◆ CHALLENGE ◆
Isolate every line in the records below with "culture" in it.

# start of STORED ROWS

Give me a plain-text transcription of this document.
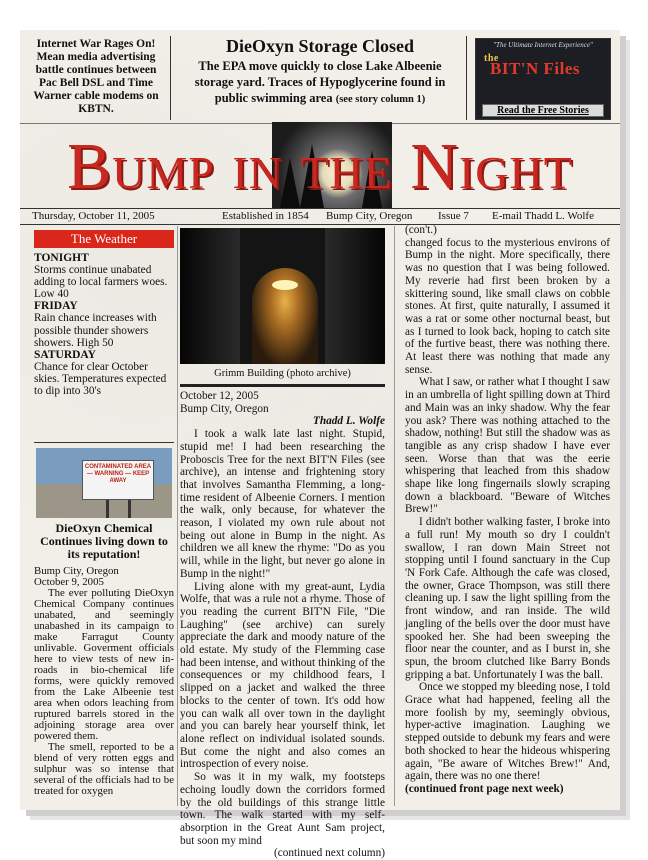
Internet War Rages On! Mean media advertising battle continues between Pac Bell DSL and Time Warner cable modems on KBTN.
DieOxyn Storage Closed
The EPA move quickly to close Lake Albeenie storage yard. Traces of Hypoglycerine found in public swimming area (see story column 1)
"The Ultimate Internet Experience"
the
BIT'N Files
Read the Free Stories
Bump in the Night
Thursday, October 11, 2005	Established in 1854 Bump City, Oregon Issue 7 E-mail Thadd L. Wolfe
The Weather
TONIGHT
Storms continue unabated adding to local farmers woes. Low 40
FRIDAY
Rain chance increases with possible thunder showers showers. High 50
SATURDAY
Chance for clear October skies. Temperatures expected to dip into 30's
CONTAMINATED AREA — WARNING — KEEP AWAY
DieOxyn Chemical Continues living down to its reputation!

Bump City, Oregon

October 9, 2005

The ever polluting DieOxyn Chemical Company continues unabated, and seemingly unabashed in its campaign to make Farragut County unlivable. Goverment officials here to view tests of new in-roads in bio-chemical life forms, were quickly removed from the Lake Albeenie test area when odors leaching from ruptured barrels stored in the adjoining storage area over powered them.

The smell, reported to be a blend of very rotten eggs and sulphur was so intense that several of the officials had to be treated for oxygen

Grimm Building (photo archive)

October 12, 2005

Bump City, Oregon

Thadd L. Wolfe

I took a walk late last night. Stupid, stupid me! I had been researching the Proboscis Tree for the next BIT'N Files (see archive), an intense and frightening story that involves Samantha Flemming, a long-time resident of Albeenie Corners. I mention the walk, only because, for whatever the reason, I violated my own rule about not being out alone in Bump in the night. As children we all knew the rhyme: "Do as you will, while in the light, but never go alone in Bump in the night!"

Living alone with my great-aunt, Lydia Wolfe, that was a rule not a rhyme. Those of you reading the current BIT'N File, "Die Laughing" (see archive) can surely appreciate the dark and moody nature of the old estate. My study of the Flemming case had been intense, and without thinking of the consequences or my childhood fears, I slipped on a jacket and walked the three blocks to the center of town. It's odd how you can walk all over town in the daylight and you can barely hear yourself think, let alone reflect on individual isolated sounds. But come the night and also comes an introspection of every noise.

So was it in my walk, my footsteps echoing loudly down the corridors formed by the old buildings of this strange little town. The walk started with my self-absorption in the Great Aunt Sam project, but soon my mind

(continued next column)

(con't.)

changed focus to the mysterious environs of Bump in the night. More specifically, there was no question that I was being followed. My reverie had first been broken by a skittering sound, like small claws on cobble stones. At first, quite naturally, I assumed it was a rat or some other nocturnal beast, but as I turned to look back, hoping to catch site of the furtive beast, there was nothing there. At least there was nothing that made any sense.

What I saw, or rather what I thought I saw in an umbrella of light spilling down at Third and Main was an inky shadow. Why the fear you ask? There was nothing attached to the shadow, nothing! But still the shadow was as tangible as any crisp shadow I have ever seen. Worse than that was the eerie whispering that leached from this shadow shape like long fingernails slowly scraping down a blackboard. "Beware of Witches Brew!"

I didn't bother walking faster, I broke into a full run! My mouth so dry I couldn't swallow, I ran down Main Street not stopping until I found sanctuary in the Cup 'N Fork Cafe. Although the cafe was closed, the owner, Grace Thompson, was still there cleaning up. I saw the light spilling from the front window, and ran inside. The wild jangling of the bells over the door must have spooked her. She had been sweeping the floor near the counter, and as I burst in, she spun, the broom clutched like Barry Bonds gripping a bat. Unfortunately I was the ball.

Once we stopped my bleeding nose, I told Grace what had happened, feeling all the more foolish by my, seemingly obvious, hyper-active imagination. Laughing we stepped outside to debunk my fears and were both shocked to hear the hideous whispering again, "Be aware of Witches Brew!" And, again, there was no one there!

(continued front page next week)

# end of STORED ROWS
# start of STORED ROWS

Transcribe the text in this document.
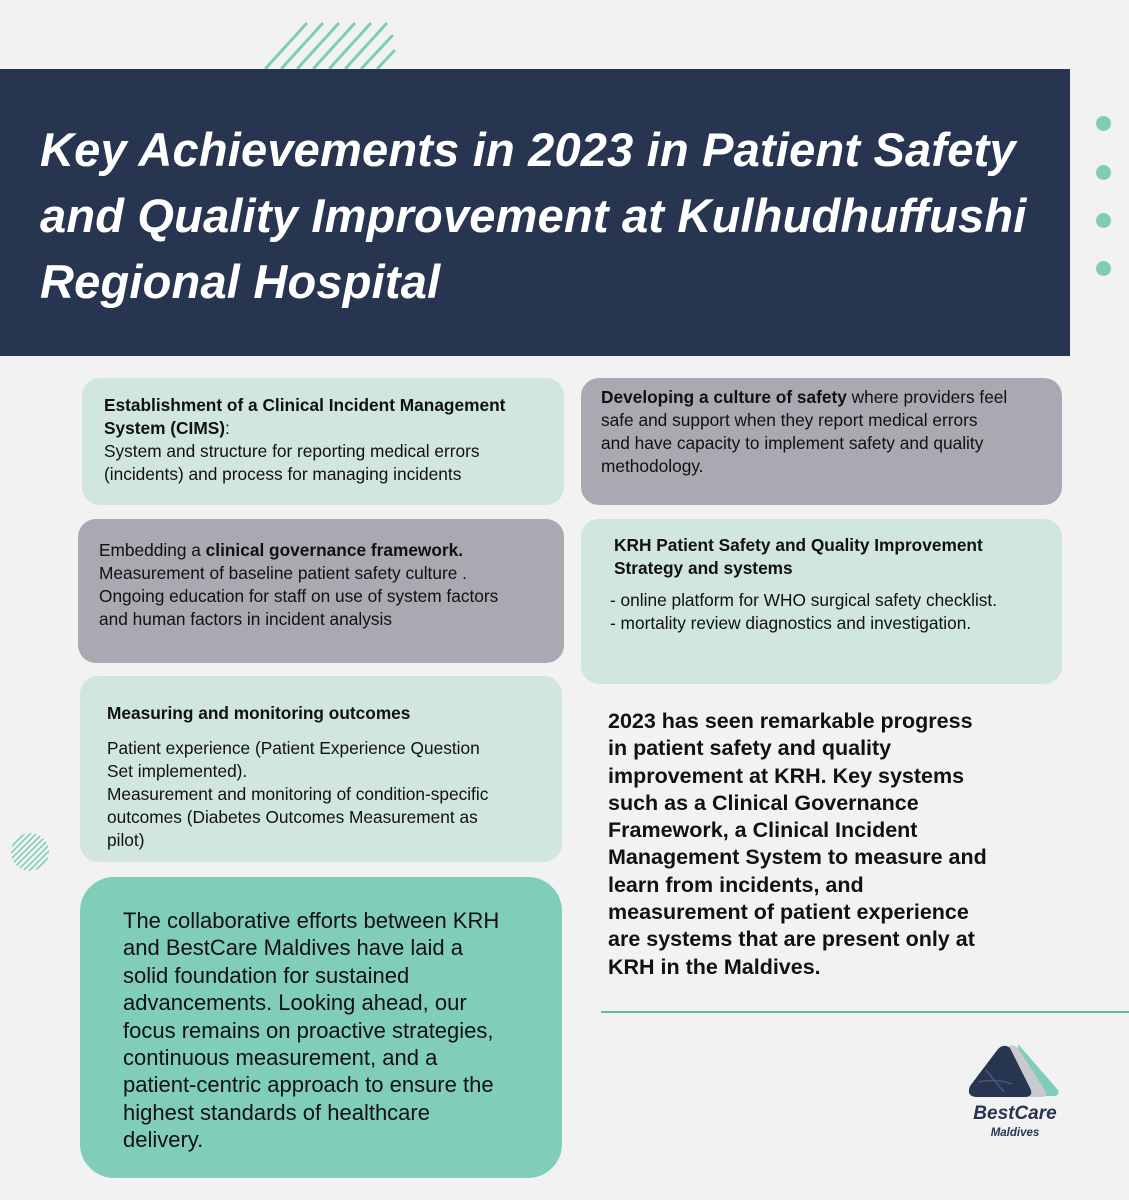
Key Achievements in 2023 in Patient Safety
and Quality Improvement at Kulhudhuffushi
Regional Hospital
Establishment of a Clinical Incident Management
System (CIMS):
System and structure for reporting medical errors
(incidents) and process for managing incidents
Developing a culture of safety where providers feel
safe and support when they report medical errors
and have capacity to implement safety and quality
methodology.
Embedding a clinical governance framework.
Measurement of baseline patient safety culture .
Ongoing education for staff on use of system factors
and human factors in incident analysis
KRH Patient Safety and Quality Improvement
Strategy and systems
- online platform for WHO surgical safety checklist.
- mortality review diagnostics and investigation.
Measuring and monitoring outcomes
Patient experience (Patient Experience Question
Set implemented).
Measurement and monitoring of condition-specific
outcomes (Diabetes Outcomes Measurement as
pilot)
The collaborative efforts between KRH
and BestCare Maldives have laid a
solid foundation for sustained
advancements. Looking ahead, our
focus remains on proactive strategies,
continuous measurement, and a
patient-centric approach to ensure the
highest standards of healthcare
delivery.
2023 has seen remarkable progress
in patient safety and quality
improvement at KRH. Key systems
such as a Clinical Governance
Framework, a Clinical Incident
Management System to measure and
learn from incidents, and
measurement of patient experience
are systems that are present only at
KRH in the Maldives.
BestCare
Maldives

# end of STORED ROWS

◆ SOLUTION ◆
Developing a culture of safety where providers feel
Measurement of baseline patient safety culture .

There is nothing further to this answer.